• **WORK TO DO**
**a.** Retype the passage of the article on Joyce Banda's Scotland visit between "CEPMLP has also" and "and North America.", inclusive.
**b.** Answer these questions using the article on Joyce Banda's Scotland visit.
(i) Which minister is named as the Minister of Mining accompanying Banda on the trip?
(ii) Where is David Livingstone's tomb?
(iii) Which newspaper covered the Minister of Mining's views on the meeting in its 22 March 2013 edition?

• **SUPPLIED PASSAGE**

## START

Malawi’s president Joyce Banda is currently in Scotland celebrating the birth of David Livingstone, a Scottish missionary born 200 years ago tomorrow. Livingstone, according to the BBC, “helped to fight slavery in Malawi and other African countries”. Besides the bicentennial celebrations, Banda will hold high level discussions with senior government officials and potential investors. She will meet with the director of the Centre for Energy, Petroleum and Mineral Law and Policy (CEPMLP), University of Dundee, address the second UK-Malawi Investment Forum on 20 March, and participate in an event at Chatham House on Thursday 21 March. Among other ministers, John Bande, the Minister of Mining, is accompanying her on this trip.
Tomorrow, Banda will meet Professor Peter Cameron, the director of CEPMLP, after a wreath laying ceremony at David Livingstone’s tomb at Westminster Abbey in London. According to the CEPMLP’s website, a number of Malawian students have studied at the Centre including the current Principal Secretary of the Ministry of Mining, Leonard Kalindekafe. The director explained that he hopes to strengthen educational ties between Scotland and Malawi,
I welcome the visit of the Malawian President to Scotland and look forward to meeting Her Excellency. Joyce Banda is internationally renowned for her untiring work in promoting education and women’s rights in Malawi, amongst other issues, both prior to coming to power and now as her country’s new President.
CEPMLP alumni from Malawi have been notably successful in their subsequent careers, acting as role models for their fellow nationals to emulate, and validating the benefits to Malawi and its people of investing strongly in education, regardless of gender.
The quality of student that CEPMLP attracts from Malawi is consistently impressive. Dr Leonard Kalindakafe [sic] holds the highest civil service post in the Ministry, which recently shifted its focus from mining and energy to exclusively focus on mining issues.
Today, Cameron, the director of CEPMLP, met with the Parliamentary Under-Secretary of State for Scotland, David Mundell MP, to discuss the possibility of capacity building of Malawian officials in mining contract negotiations.
Update 22 March 2013: Malawi’s Daily Times briefly covered the Minister of Mining’s views on the meeting in today’s paper. Bande said
The university is one of the best and we are consulting on how best we can approach the new Mining Act, the Mining Code, the Petroleum Act and policy as well as the petroleum sharing agreements and the country’s capacity to negotiate the best mining contracts or agreements.
We will continue consulting on new and old transactions in the mining sector to make sure that Malawians get the best. We will consult all those advanced countries for best practices.
CEPMLP has also reported that “an exchange of senior visits was agreed in the coming months to plan in detail for cooperation between CEPMLP and the Ministry in Malawi”.
On Wednesday 20 March, Joyce Banda will address the UK-Malawi Investment Forum. The Developing Markets Associates, the organisers of this event, told Nyasa Times that the Forum will be attended by senior government officials from Malawi and senior institutional investors from Europe and North America.

## END

• **GIVEN MATERIAL**
## START

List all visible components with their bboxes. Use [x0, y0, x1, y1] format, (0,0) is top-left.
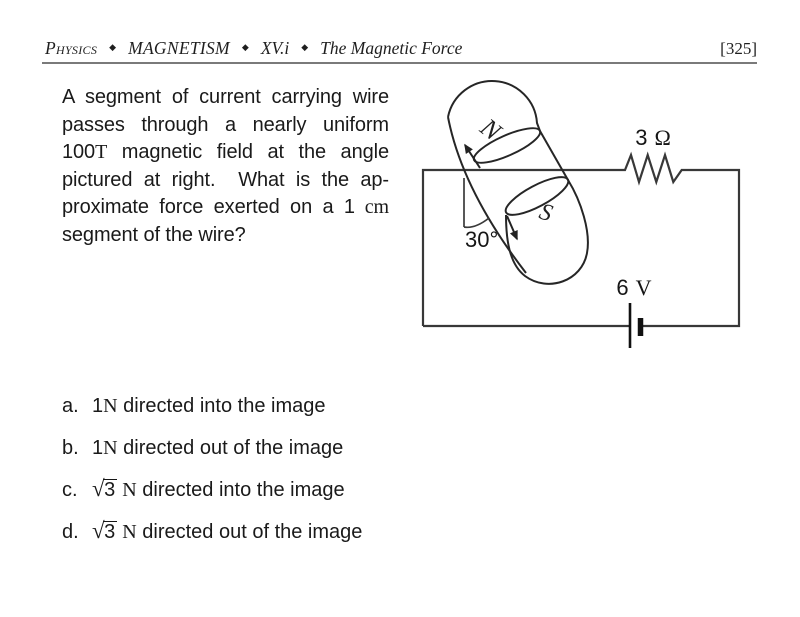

## END

• **EXPECTED OUTPUTS**
**a.**
CEPMLP has also reported that “an exchange of senior visits was agreed in the coming months to plan in detail for cooperation between CEPMLP and the Ministry in Malawi”.
On Wednesday 20 March, Joyce Banda will address the UK-Malawi Investment Forum. The Developing Markets Associates, the organisers of this event, told Nyasa Times that the Forum will be attended by senior government officials from Malawi and senior institutional investors from Europe and North America.

**b.**
(i) John Bande
(ii) Westminster Abbey in London
(iii) Malawi's Daily Times